* Given task *
Where the word "image" occurs in a line, return that line.

* Input *

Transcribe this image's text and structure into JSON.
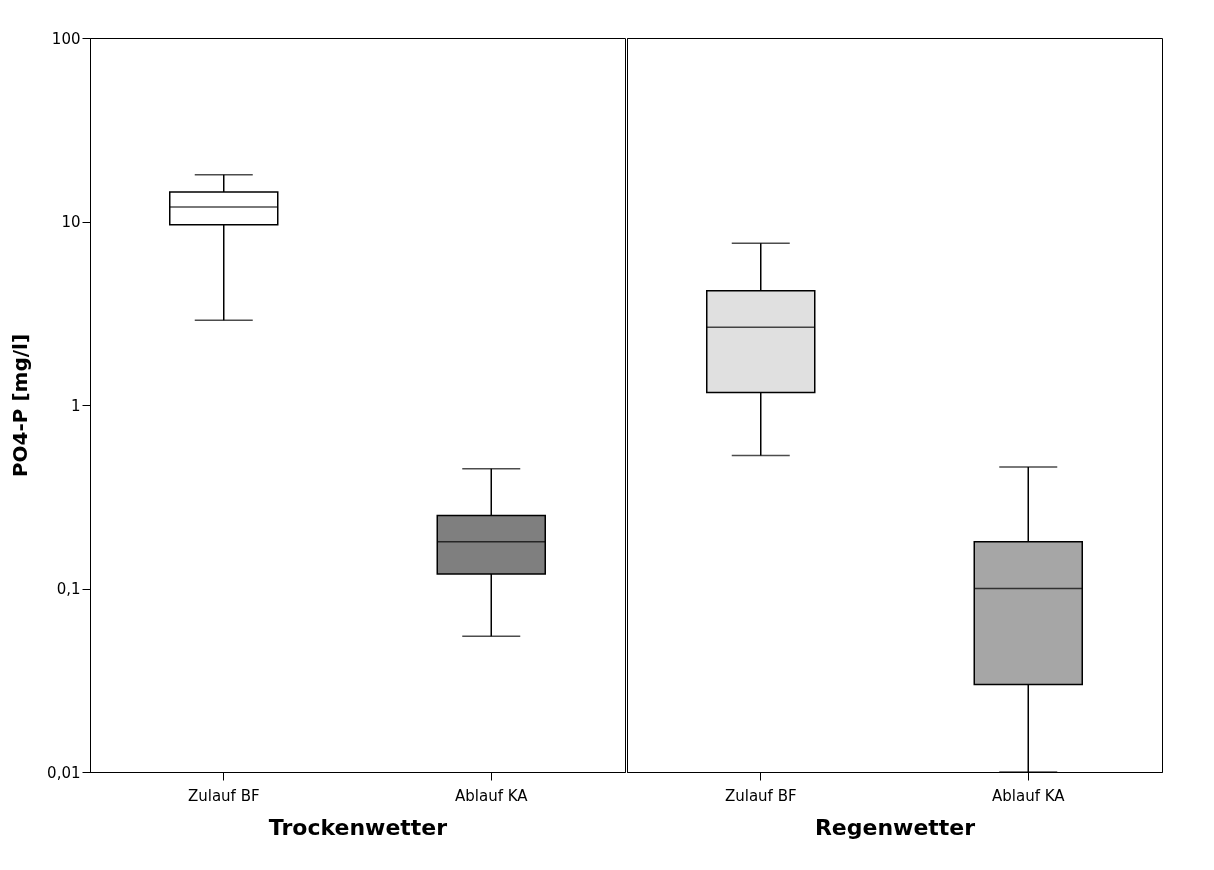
{
  "chart_data": [
    {
      "type": "box",
      "xlabel": "Trockenwetter",
      "ylabel": "PO4-P [mg/l]",
      "categories": [
        "Zulauf BF",
        "Ablauf KA"
      ],
      "log": true,
      "ylim": [
        0.01,
        100
      ],
      "yticks": [
        {
          "value": 0.01,
          "label": "0,01"
        },
        {
          "value": 0.1,
          "label": "0,1"
        },
        1,
        10,
        100
      ],
      "colors": [
        "#ffffff",
        "#7f7f7f"
      ],
      "boxes": [
        {
          "low": 2.9,
          "q1": 9.6,
          "median": 12,
          "q3": 14.5,
          "high": 18
        },
        {
          "low": 0.055,
          "q1": 0.12,
          "median": 0.18,
          "q3": 0.25,
          "high": 0.45
        }
      ]
    },
    {
      "type": "box",
      "xlabel": "Regenwetter",
      "categories": [
        "Zulauf BF",
        "Ablauf KA"
      ],
      "log": true,
      "tick_labels": "x",
      "ylim": [
        0.01,
        100
      ],
      "colors": [
        "#e0e0e0",
        "#a6a6a6"
      ],
      "boxes": [
        {
          "low": 0.53,
          "q1": 1.17,
          "median": 2.65,
          "q3": 4.2,
          "high": 7.6
        },
        {
          "low": 0.01,
          "q1": 0.03,
          "median": 0.1,
          "q3": 0.18,
          "high": 0.46
        }
      ]
    }
  ]
}
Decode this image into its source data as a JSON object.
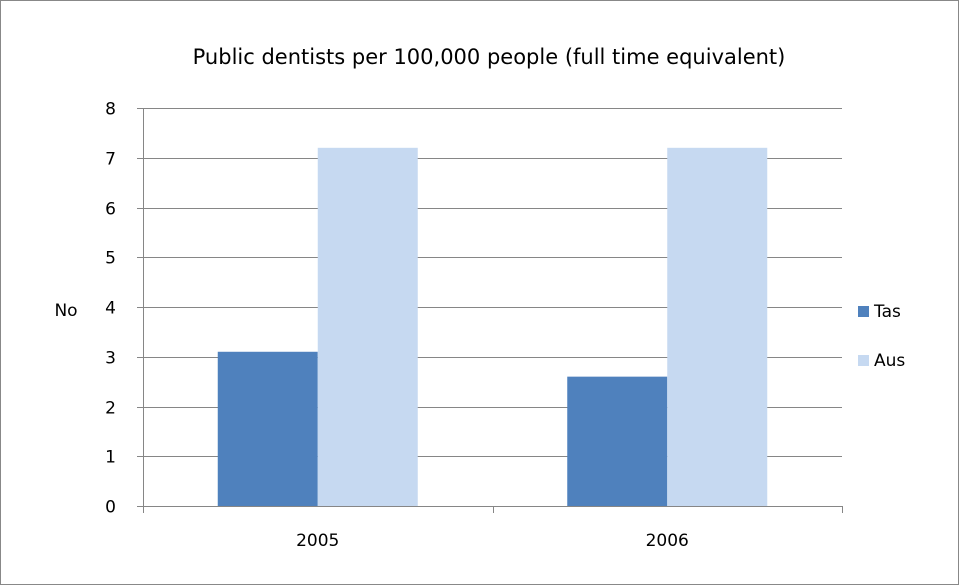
{
  "chart_data": {
    "type": "bar",
    "title": "Public dentists per 100,000 people (full time equivalent)",
    "xlabel": "",
    "ylabel": "No",
    "categories": [
      "2005",
      "2006"
    ],
    "series": [
      {
        "name": "Tas",
        "values": [
          3.1,
          2.6
        ],
        "color": "#4f81bd"
      },
      {
        "name": "Aus",
        "values": [
          7.2,
          7.2
        ],
        "color": "#c6d9f1"
      }
    ],
    "ylim": [
      0,
      8
    ],
    "yticks": [
      "0",
      "1",
      "2",
      "3",
      "4",
      "5",
      "6",
      "7",
      "8"
    ],
    "grid": true,
    "legend_position": "right",
    "gridline_color": "#868686"
  }
}
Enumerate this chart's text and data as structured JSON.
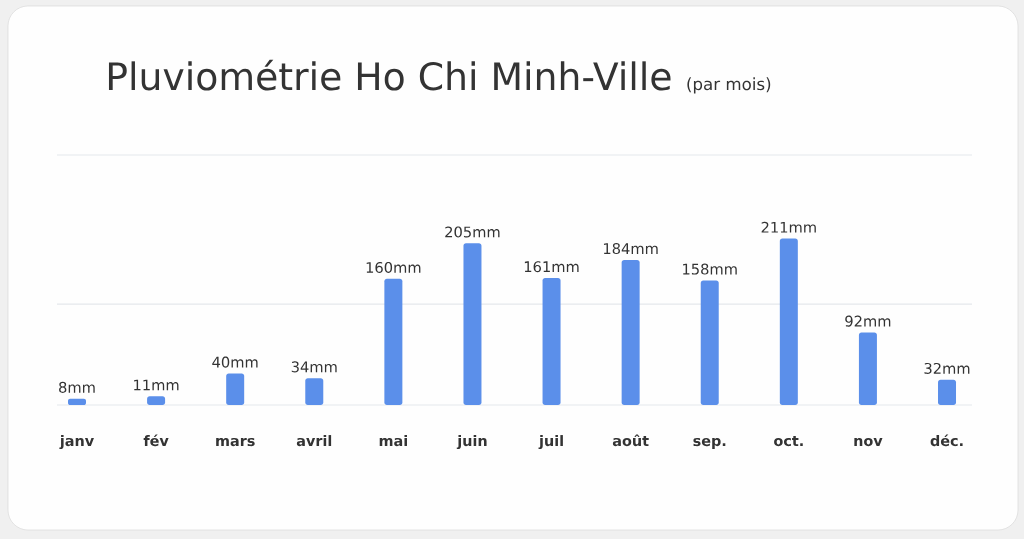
{
  "chart_data": {
    "type": "bar",
    "title": "Pluviométrie Ho Chi Minh-Ville",
    "subtitle": "(par mois)",
    "categories": [
      "janv",
      "fév",
      "mars",
      "avril",
      "mai",
      "juin",
      "juil",
      "août",
      "sep.",
      "oct.",
      "nov",
      "déc."
    ],
    "values": [
      8,
      11,
      40,
      34,
      160,
      205,
      161,
      184,
      158,
      211,
      92,
      32
    ],
    "value_labels": [
      "8mm",
      "11mm",
      "40mm",
      "34mm",
      "160mm",
      "205mm",
      "161mm",
      "184mm",
      "158mm",
      "211mm",
      "92mm",
      "32mm"
    ],
    "color": "#5b8fea",
    "ylim": [
      0,
      317
    ],
    "ref_lines": [
      {
        "axis": "y",
        "value": 128,
        "color": "#e4e7eb"
      },
      {
        "axis": "y",
        "value": 317,
        "color": "#e4e7eb"
      }
    ],
    "tick_labels": "x"
  }
}
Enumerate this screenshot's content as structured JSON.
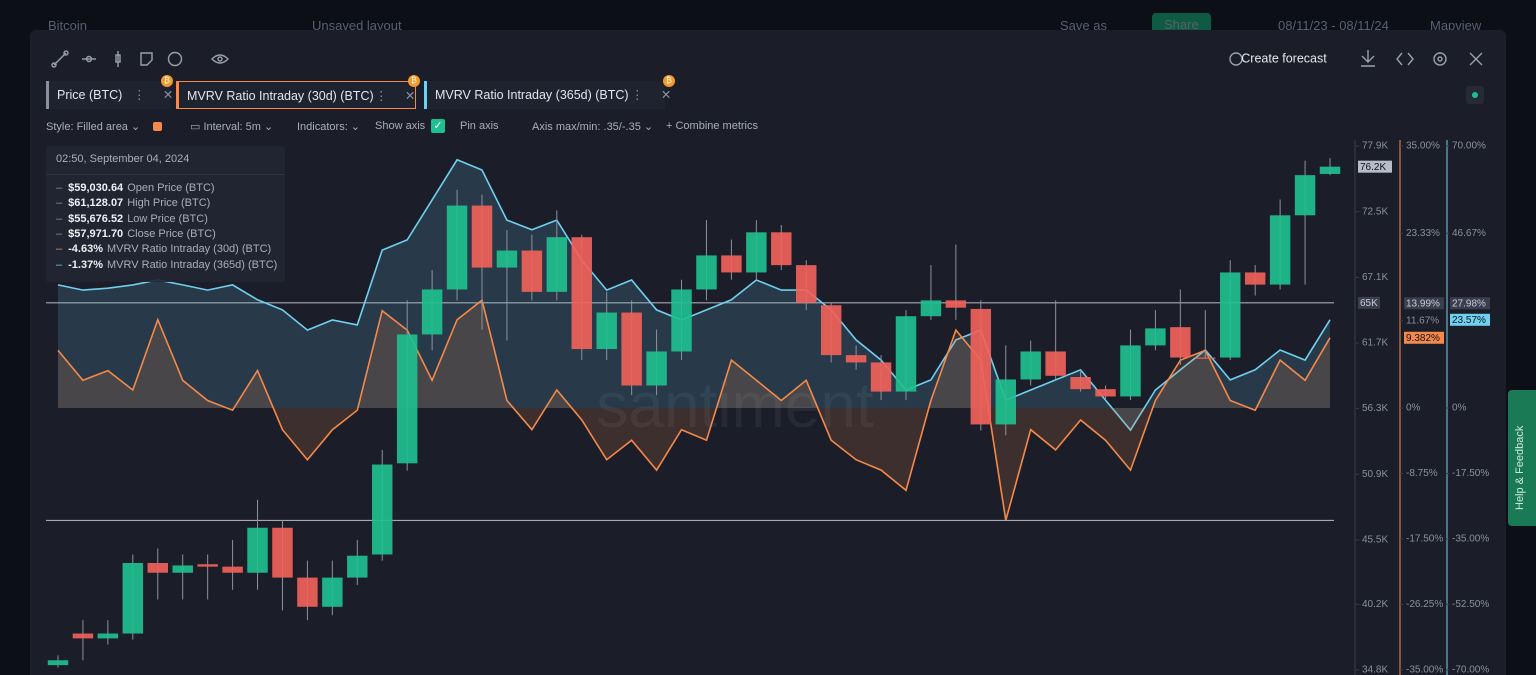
{
  "topbar": {
    "asset": "Bitcoin",
    "layout": "Unsaved layout",
    "save": "Save as",
    "share": "Share",
    "dates": "08/11/23 - 08/11/24",
    "view": "Mapview"
  },
  "toolbar": {
    "create_forecast": "Create forecast"
  },
  "settings": {
    "style": "Style: Filled area",
    "interval": "Interval: 5m",
    "indicators": "Indicators:",
    "show_axis": "Show axis",
    "pin_axis": "Pin axis",
    "axis_minmax": "Axis max/min: .35/-.35",
    "combine": "Combine metrics"
  },
  "tooltip": {
    "time": "02:50, September 04, 2024",
    "rows": [
      {
        "value": "$59,030.64",
        "label": "Open Price (BTC)"
      },
      {
        "value": "$61,128.07",
        "label": "High Price (BTC)"
      },
      {
        "value": "$55,676.52",
        "label": "Low Price (BTC)"
      },
      {
        "value": "$57,971.70",
        "label": "Close Price (BTC)"
      },
      {
        "value": "-4.63%"
      },
      {
        "value": "-1.37%"
      }
    ]
  },
  "watermark": "santiment",
  "help_tab": "Help & Feedback",
  "chart_data": {
    "type": "candlestick",
    "price_name": "Price (BTC)",
    "up_color": "#1fbf8f",
    "down_color": "#f0625a",
    "open": [
      35200,
      37800,
      37400,
      37800,
      43600,
      42800,
      43500,
      43300,
      42800,
      46500,
      42400,
      40000,
      42400,
      44300,
      51800,
      62400,
      66100,
      73000,
      67900,
      69300,
      65900,
      70400,
      61200,
      64200,
      58200,
      61000,
      66100,
      68900,
      67500,
      70800,
      68100,
      64800,
      60700,
      60100,
      57700,
      63900,
      65200,
      64500,
      55000,
      58700,
      61000,
      58900,
      57900,
      57300,
      61500,
      63000,
      60500,
      60500,
      67500,
      66500,
      72200,
      75600
    ],
    "high": [
      36000,
      38900,
      38900,
      44300,
      44800,
      44300,
      44300,
      45500,
      48800,
      47100,
      43800,
      43800,
      45500,
      52900,
      65200,
      67700,
      74300,
      73900,
      71000,
      70600,
      72600,
      70600,
      65900,
      65200,
      62800,
      66900,
      71800,
      70200,
      71800,
      71400,
      68500,
      65000,
      61500,
      60700,
      64400,
      68100,
      69800,
      65200,
      61500,
      61900,
      65200,
      59500,
      58200,
      62800,
      64400,
      66100,
      64400,
      68500,
      68100,
      73500,
      76700,
      76900
    ],
    "low": [
      35000,
      35600,
      36900,
      37300,
      40600,
      40600,
      40600,
      41400,
      41400,
      39700,
      38900,
      39300,
      41800,
      43800,
      51200,
      61100,
      65200,
      62800,
      61900,
      65200,
      65200,
      60300,
      60300,
      57400,
      57400,
      60300,
      65200,
      66900,
      66900,
      67700,
      64400,
      60100,
      59500,
      57000,
      57000,
      63600,
      63600,
      54500,
      54100,
      58200,
      58700,
      57700,
      57000,
      57000,
      61100,
      59900,
      60400,
      60300,
      65600,
      66100,
      66500,
      75500
    ],
    "close": [
      35600,
      37400,
      37800,
      43600,
      42800,
      43400,
      43300,
      42800,
      46500,
      42400,
      40000,
      42400,
      44200,
      51700,
      62400,
      66100,
      73000,
      67900,
      69300,
      65900,
      70400,
      61200,
      64200,
      58200,
      61000,
      66100,
      68900,
      67500,
      70800,
      68100,
      65000,
      60700,
      60100,
      57700,
      63900,
      65200,
      64600,
      55000,
      58700,
      61000,
      59000,
      57900,
      57300,
      61500,
      62900,
      60500,
      60400,
      67500,
      66500,
      72200,
      75500,
      76200
    ],
    "ylim": [
      34800,
      77900
    ],
    "yticks": [
      {
        "value": 77900,
        "label": "77.9K"
      },
      {
        "value": 72500,
        "label": "72.5K"
      },
      {
        "value": 67100,
        "label": "67.1K"
      },
      {
        "value": 61700,
        "label": "61.7K"
      },
      {
        "value": 56300,
        "label": "56.3K"
      },
      {
        "value": 50900,
        "label": "50.9K"
      },
      {
        "value": 45500,
        "label": "45.5K"
      },
      {
        "value": 40200,
        "label": "40.2K"
      },
      {
        "value": 34800,
        "label": "34.8K"
      }
    ],
    "y2lim": [
      -35,
      35
    ],
    "y2ticks": [
      {
        "value": 35,
        "label": "35.00%"
      },
      {
        "value": 23.33,
        "label": "23.33%"
      },
      {
        "value": 11.67,
        "label": "11.67%"
      },
      {
        "value": 0,
        "label": "0%"
      },
      {
        "value": -8.75,
        "label": "-8.75%"
      },
      {
        "value": -17.5,
        "label": "-17.50%"
      },
      {
        "value": -26.25,
        "label": "-26.25%"
      },
      {
        "value": -35,
        "label": "-35.00%"
      }
    ],
    "y3lim": [
      -70,
      70
    ],
    "y3ticks": [
      {
        "value": 70,
        "label": "70.00%"
      },
      {
        "value": 46.67,
        "label": "46.67%"
      },
      {
        "value": 0,
        "label": "0%"
      },
      {
        "value": -17.5,
        "label": "-17.50%"
      },
      {
        "value": -35,
        "label": "-35.00%"
      },
      {
        "value": -52.5,
        "label": "-52.50%"
      },
      {
        "value": -70,
        "label": "-70.00%"
      }
    ],
    "series": [
      {
        "name": "MVRV Ratio Intraday (30d) (BTC)",
        "color": "#f5894a",
        "axis": "y2",
        "values": [
          7.7,
          3.7,
          5,
          2.4,
          11.8,
          3.7,
          1,
          -0.3,
          5,
          -2.9,
          -6.9,
          -2.9,
          -0.3,
          13,
          10.4,
          3.7,
          11.8,
          14.4,
          1,
          -2.9,
          2.4,
          -1.6,
          -6.9,
          -4.3,
          -8.3,
          -2.9,
          -4.3,
          6.4,
          3.7,
          1,
          3.7,
          -4.3,
          -6.9,
          -8.3,
          -11,
          1,
          10.4,
          6.4,
          -15,
          -2.9,
          -5.6,
          -1.6,
          -4.3,
          -8.3,
          1,
          6.4,
          7.7,
          1,
          -0.3,
          6.4,
          3.7,
          9.382
        ]
      },
      {
        "name": "MVRV Ratio Intraday (365d) (BTC)",
        "color": "#6fd0f0",
        "axis": "y3",
        "values": [
          32.9,
          31.5,
          32,
          32.9,
          34.2,
          32.9,
          31.5,
          32.9,
          28.9,
          26.2,
          20.8,
          23.5,
          22.2,
          42.2,
          44.9,
          55.6,
          66.3,
          63.6,
          50.2,
          47.6,
          50.2,
          39.5,
          31.5,
          34.2,
          26.2,
          23.5,
          26.2,
          28.9,
          34.2,
          31.5,
          31.5,
          26.2,
          18.2,
          12.8,
          4.8,
          7.5,
          18.2,
          20.8,
          2.1,
          4.8,
          7.5,
          10.2,
          2.1,
          -5.9,
          4.8,
          10.2,
          15.5,
          7.5,
          10.2,
          15.5,
          12.8,
          23.57
        ]
      }
    ],
    "ref_lines": [
      {
        "value": 65000
      },
      {
        "value": 47100
      }
    ],
    "badges": [
      {
        "value": 76200,
        "label": "76.2K",
        "axis": "y",
        "color": "#b8bcc8"
      },
      {
        "value": 65000,
        "label": "65K",
        "axis": "y",
        "color": "#3a3f4e"
      },
      {
        "value": 13.99,
        "label": "13.99%",
        "axis": "y2",
        "color": "#3a3f4e"
      },
      {
        "value": 27.98,
        "label": "27.98%",
        "axis": "y3",
        "color": "#3a3f4e"
      },
      {
        "value": 9.382,
        "label": "9.382%",
        "axis": "y2",
        "color": "#f5894a"
      },
      {
        "value": 23.57,
        "label": "23.57%",
        "axis": "y3",
        "color": "#6fd0f0"
      }
    ]
  }
}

* Response *
Transcribe this image's text and structure into JSON.
Decode this image into its source data as a JSON object.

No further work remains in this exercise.